◆ **Exercise description**:
Below is a block of records: output all of them exactly and leave out the pictures.

(Data listing)
---+---
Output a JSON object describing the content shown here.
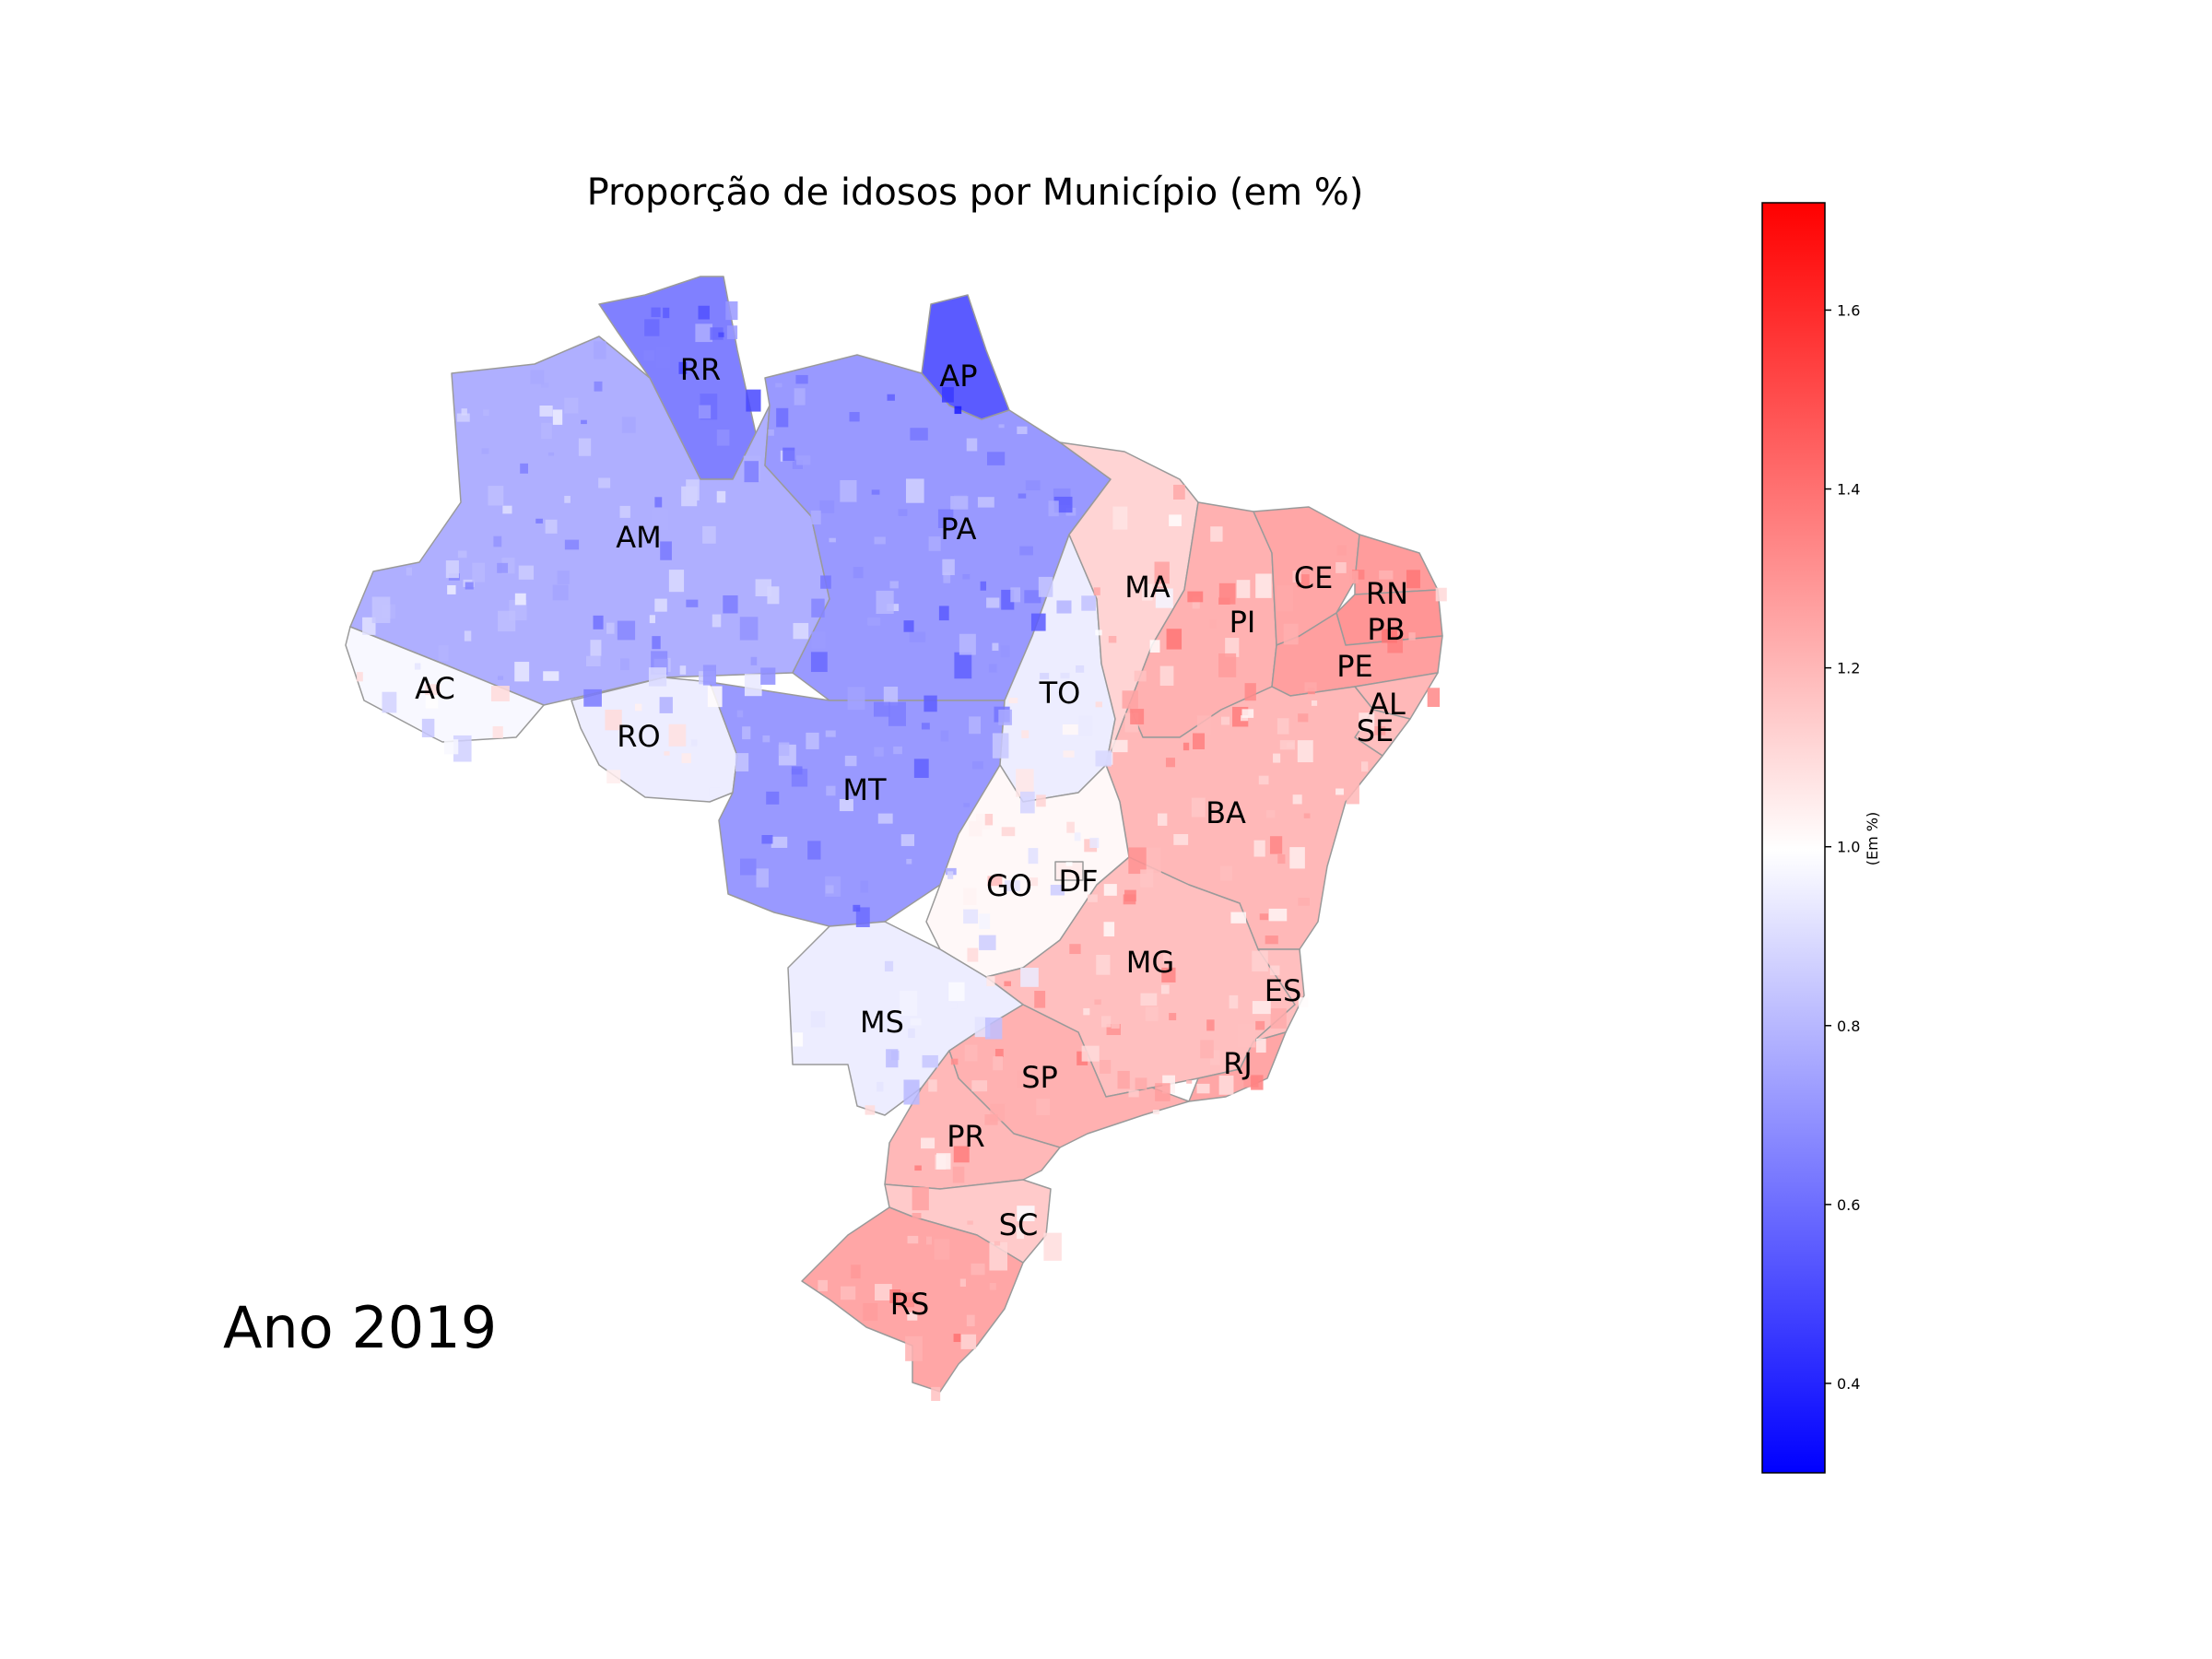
{
  "title": "Proporção de idosos por Município (em %)",
  "year_label": "Ano 2019",
  "map": {
    "states": [
      {
        "code": "RR",
        "tint": 0.65
      },
      {
        "code": "AP",
        "tint": 0.55
      },
      {
        "code": "AM",
        "tint": 0.78
      },
      {
        "code": "PA",
        "tint": 0.72
      },
      {
        "code": "AC",
        "tint": 0.98
      },
      {
        "code": "RO",
        "tint": 0.95
      },
      {
        "code": "MT",
        "tint": 0.72
      },
      {
        "code": "TO",
        "tint": 0.95
      },
      {
        "code": "MA",
        "tint": 1.12
      },
      {
        "code": "PI",
        "tint": 1.22
      },
      {
        "code": "CE",
        "tint": 1.25
      },
      {
        "code": "RN",
        "tint": 1.28
      },
      {
        "code": "PB",
        "tint": 1.3
      },
      {
        "code": "PE",
        "tint": 1.27
      },
      {
        "code": "AL",
        "tint": 1.2
      },
      {
        "code": "SE",
        "tint": 1.18
      },
      {
        "code": "BA",
        "tint": 1.2
      },
      {
        "code": "GO",
        "tint": 1.02
      },
      {
        "code": "DF",
        "tint": 1.05
      },
      {
        "code": "MG",
        "tint": 1.18
      },
      {
        "code": "ES",
        "tint": 1.18
      },
      {
        "code": "RJ",
        "tint": 1.25
      },
      {
        "code": "MS",
        "tint": 0.95
      },
      {
        "code": "SP",
        "tint": 1.22
      },
      {
        "code": "PR",
        "tint": 1.2
      },
      {
        "code": "SC",
        "tint": 1.15
      },
      {
        "code": "RS",
        "tint": 1.25
      }
    ]
  },
  "colorbar": {
    "label": "(Em %)",
    "min": 0.3,
    "max": 1.72,
    "ticks": [
      "0.4",
      "0.6",
      "0.8",
      "1.0",
      "1.2",
      "1.4",
      "1.6"
    ],
    "colors": {
      "low": "#0000ff",
      "mid": "#ffffff",
      "high": "#ff0000"
    }
  }
}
---+---
◆ **The solution**:
Output a JSON object describing the content shown here.
{
  "title": "Proporção de idosos por Município (em %)",
  "year_label": "Ano 2019",
  "map": {
    "states": [
      {
        "code": "RR",
        "tint": 0.65
      },
      {
        "code": "AP",
        "tint": 0.55
      },
      {
        "code": "AM",
        "tint": 0.78
      },
      {
        "code": "PA",
        "tint": 0.72
      },
      {
        "code": "AC",
        "tint": 0.98
      },
      {
        "code": "RO",
        "tint": 0.95
      },
      {
        "code": "MT",
        "tint": 0.72
      },
      {
        "code": "TO",
        "tint": 0.95
      },
      {
        "code": "MA",
        "tint": 1.12
      },
      {
        "code": "PI",
        "tint": 1.22
      },
      {
        "code": "CE",
        "tint": 1.25
      },
      {
        "code": "RN",
        "tint": 1.28
      },
      {
        "code": "PB",
        "tint": 1.3
      },
      {
        "code": "PE",
        "tint": 1.27
      },
      {
        "code": "AL",
        "tint": 1.2
      },
      {
        "code": "SE",
        "tint": 1.18
      },
      {
        "code": "BA",
        "tint": 1.2
      },
      {
        "code": "GO",
        "tint": 1.02
      },
      {
        "code": "DF",
        "tint": 1.05
      },
      {
        "code": "MG",
        "tint": 1.18
      },
      {
        "code": "ES",
        "tint": 1.18
      },
      {
        "code": "RJ",
        "tint": 1.25
      },
      {
        "code": "MS",
        "tint": 0.95
      },
      {
        "code": "SP",
        "tint": 1.22
      },
      {
        "code": "PR",
        "tint": 1.2
      },
      {
        "code": "SC",
        "tint": 1.15
      },
      {
        "code": "RS",
        "tint": 1.25
      }
    ]
  },
  "colorbar": {
    "label": "(Em %)",
    "min": 0.3,
    "max": 1.72,
    "ticks": [
      "0.4",
      "0.6",
      "0.8",
      "1.0",
      "1.2",
      "1.4",
      "1.6"
    ],
    "colors": {
      "low": "#0000ff",
      "mid": "#ffffff",
      "high": "#ff0000"
    }
  }
}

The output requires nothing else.